Selected text
Deploy Detectron2 models with Triton

8 minute read

Overview

Detectron2 (github) is a PyTorch-based computer vision model library. It’s very popular among DL practitioners and researchers for its highly optimized implementations of many detection and segmentation algorithms.

Triton inference server (github) is a high-performant inference server developed by NVIDIA. It supports most of the popular deep learning frameworks including PyTorch, Tensorflow, and TensorRT.

In this post, we’ll learn how to export a trained Detectron2 model and serve it in production using Triton. You can find the code accompanying this post from this repo

Why use Triton?

Before delving into Triton, we need to know what benefits Triton can bring us compared to other more straightforward serving options (like Flask or FastAPI):

  • Supports multiple frameworks: Building an inference system for multiple frameworks from scratch is not easy, it requires careful considerations on decoupling framework-specific processings and resource management. In addition, different frameworks might require different dependency versions, which can lead to conflicts. Triton can run models from different frameworks in the same environment, It can save us a lot of effort for implementing and setting up our own system.
  • Concurrent model execution: Triton allows multiple models or multiple instances of a model to run in parallel. Multiple requests can be scheduled to a GPU to be processed simultaneously, this can optimize your hardware utility. Fig 1 shows how two models run in parallel when requests arrive. Requests from a model are processed sequentially by default, but we can control the number of instances for a model to process multiple requests at the same time.
Fig 1: Concurrent model execution (from github)
  • Model pipelines: In some use cases, we need to process the data through many steps before obtaining the final results. Triton supports these use cases with Ensemble Models or Business Logic Scripting. For Ensemble Models, we need to define a directed acyclic graph (DAG) to connect the models’ inputs and outputs. Business Logic Scripting is a more flexible way to connect models, it’s basically a Python model (one of the backends supported by Triton) that sends inference requests to other models. Model pipelines can also be used to incorporate preprocessing and postprocessing for a model.

Export a trained model to TorchScript

TorchScript is a program to serialize PyTorch models. A PyTorch model can be exported using TorchScript and then run in other environments without python dependency, such as in C++ with LibTorch library. We’ll try to export it to TorchScript and deploy the exported TorchScript model to the Triton inference server.

First, we need to have a trained model to start with, the Detectron2 repository provides many models and their pre-trained weights. we’ll use the MaskRCNN model with Resnet50 as the model’s backbone (config and weights).

The Detectron2 repository also provides a script to export its models to TorchScript, we’ll use that script with some modifications to export the MaskRCNN model. Make sure you have PyTorch and Detectron2 installed in your environment, you can find the installation instructions for PyTorch and Detection2 from here and here.

Triton requires all tensors to be in the same device. But the implementation from Detectron2 has some tensors in CPU instead of GPU, it’s mentioned in this issue. To workaround the issue without changing the Detectron2 code, we patch the function torch.stack to force it to move the resulting tensor to GPU. In export_model.py, insert the following code:

# imports
...

Dataset extract
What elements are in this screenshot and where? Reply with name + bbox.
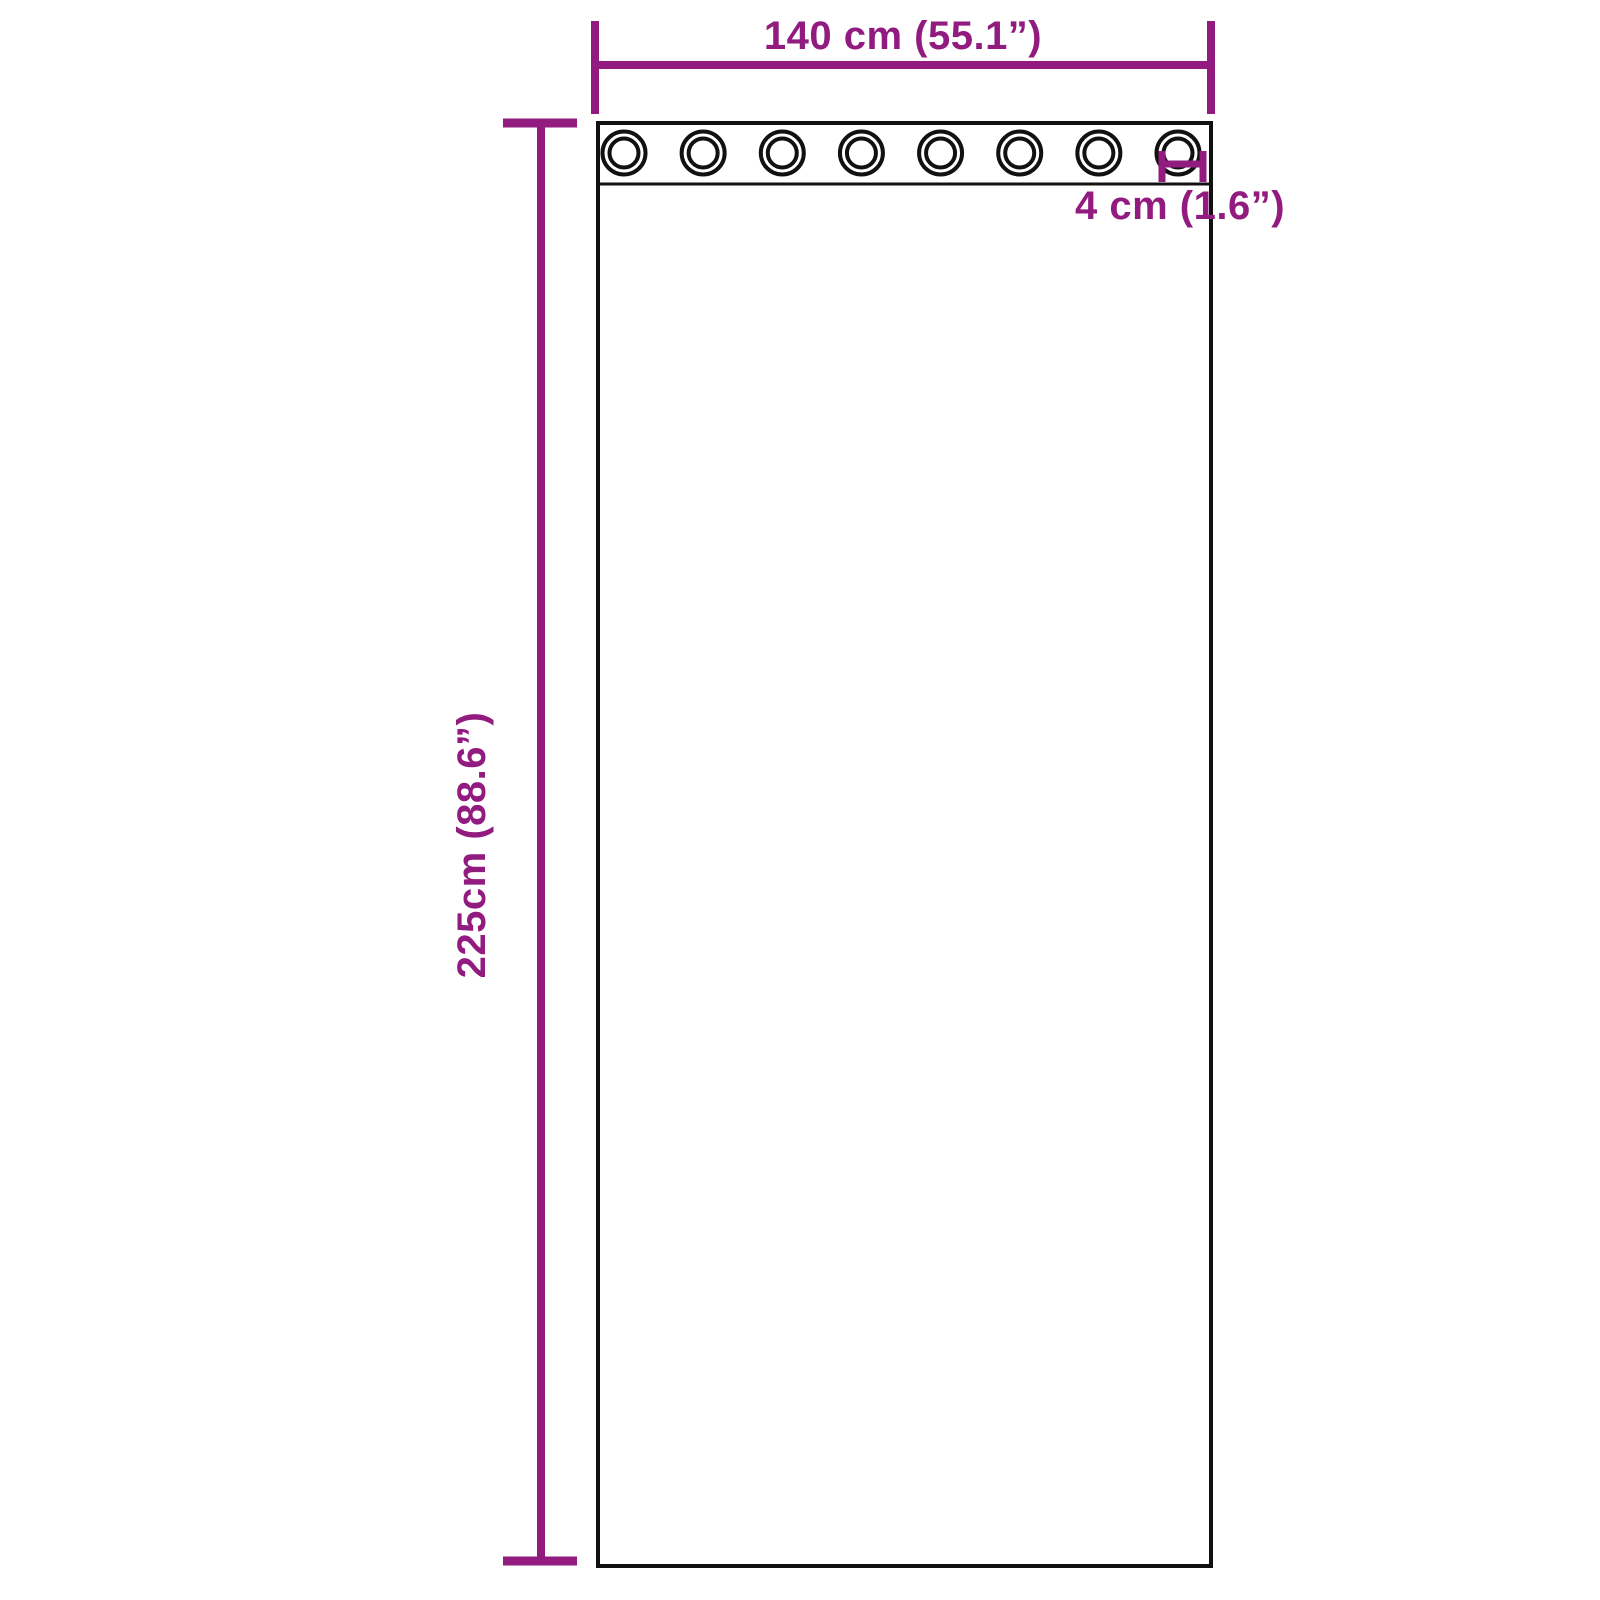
grommet-size-label: 4 cm (1.6”)	[980, 182, 1380, 230]
curtain-diagram	[0, 0, 1600, 1600]
width-dimension-label: 140 cm (55.1”)	[595, 12, 1211, 60]
height-dimension-line	[503, 123, 577, 1561]
height-dimension-label: 225cm (88.6”)	[448, 545, 496, 1145]
curtain-outline	[598, 123, 1211, 1566]
diagram-canvas: 140 cm (55.1”) 225cm (88.6”) 4 cm (1.6”)	[0, 0, 1600, 1600]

Written task
In the Detectron2 deployment post, which function is patched so that its resulting tensor is moved to GPU?

Full solution
torch.stack